* _Goal_
Locate the string "temperature" throughout the material and copy every line in which it occurs.
══ Records to use ══
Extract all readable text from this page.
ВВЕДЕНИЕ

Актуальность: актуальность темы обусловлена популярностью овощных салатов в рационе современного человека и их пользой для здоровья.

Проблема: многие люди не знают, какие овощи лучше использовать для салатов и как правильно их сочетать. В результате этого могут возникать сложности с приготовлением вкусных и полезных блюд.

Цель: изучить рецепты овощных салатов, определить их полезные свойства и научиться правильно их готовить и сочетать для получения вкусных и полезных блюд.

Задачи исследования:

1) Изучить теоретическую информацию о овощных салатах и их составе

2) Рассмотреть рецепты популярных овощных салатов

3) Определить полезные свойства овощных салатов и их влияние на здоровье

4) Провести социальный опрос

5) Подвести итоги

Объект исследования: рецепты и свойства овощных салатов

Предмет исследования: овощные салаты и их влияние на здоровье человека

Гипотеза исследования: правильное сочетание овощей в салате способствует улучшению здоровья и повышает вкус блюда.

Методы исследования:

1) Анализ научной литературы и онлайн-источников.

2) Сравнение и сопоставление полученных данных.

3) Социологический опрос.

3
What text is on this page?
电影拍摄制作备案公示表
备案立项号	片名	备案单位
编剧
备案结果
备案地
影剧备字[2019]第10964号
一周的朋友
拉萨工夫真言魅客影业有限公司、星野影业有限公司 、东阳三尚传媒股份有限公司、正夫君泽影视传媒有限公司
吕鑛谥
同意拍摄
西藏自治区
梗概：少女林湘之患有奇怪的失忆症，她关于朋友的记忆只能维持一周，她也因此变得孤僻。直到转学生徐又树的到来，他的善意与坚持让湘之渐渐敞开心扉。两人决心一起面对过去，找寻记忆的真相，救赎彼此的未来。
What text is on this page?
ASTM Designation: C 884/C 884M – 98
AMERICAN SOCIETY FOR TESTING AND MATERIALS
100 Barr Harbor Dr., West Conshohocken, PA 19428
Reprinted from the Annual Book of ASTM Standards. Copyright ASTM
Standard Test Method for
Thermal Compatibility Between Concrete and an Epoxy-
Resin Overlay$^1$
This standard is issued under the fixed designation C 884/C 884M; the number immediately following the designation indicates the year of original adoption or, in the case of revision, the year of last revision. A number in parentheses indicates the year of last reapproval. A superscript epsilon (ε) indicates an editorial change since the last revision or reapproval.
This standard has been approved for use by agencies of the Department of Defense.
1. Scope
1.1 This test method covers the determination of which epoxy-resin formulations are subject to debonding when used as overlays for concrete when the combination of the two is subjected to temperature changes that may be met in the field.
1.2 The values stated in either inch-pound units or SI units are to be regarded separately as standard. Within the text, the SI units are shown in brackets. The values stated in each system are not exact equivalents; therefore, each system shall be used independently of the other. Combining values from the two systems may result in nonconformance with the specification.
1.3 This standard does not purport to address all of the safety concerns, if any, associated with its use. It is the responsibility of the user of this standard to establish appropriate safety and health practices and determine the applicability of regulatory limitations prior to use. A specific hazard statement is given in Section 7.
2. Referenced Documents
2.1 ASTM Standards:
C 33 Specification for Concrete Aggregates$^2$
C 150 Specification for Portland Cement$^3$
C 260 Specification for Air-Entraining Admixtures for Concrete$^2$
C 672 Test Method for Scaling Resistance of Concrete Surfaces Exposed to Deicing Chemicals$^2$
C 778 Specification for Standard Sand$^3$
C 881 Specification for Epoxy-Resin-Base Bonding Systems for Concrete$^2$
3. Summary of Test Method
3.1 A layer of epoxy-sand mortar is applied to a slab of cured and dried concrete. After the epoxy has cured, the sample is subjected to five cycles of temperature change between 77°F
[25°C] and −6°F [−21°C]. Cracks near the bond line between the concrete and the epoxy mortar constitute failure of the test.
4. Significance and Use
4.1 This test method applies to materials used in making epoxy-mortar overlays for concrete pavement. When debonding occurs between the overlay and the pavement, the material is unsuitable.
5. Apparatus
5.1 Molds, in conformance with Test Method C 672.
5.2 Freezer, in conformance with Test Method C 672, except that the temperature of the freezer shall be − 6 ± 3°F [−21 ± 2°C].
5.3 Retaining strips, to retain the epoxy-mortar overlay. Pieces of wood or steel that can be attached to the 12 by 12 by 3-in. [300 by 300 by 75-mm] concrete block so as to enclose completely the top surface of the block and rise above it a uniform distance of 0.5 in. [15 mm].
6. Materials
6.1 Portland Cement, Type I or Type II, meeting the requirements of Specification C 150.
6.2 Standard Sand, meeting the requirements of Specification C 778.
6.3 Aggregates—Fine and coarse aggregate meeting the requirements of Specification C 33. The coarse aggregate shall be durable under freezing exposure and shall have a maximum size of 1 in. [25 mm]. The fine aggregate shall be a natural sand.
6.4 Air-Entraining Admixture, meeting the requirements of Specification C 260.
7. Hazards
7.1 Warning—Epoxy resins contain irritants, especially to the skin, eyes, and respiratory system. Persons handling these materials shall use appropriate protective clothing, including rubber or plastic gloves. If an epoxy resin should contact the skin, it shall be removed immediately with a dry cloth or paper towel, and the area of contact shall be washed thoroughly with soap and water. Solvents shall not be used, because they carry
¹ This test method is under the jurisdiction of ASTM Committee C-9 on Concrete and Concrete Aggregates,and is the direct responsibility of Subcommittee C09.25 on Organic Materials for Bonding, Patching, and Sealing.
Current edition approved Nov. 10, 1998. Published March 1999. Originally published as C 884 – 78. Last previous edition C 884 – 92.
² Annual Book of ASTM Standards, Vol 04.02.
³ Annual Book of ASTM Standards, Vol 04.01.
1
═══
* _Written solution_
1.1 This test method covers the determination of which epoxy-resin formulations are subject to debonding when used as overlays for concrete when the combination of the two is subjected to temperature changes that may be met in the field.
3.1 A layer of epoxy-sand mortar is applied to a slab of cured and dried concrete. After the epoxy has cured, the sample is subjected to five cycles of temperature change between 77°F
5.2 Freezer, in conformance with Test Method C 672, except that the temperature of the freezer shall be − 6 ± 3°F [−21 ± 2°C].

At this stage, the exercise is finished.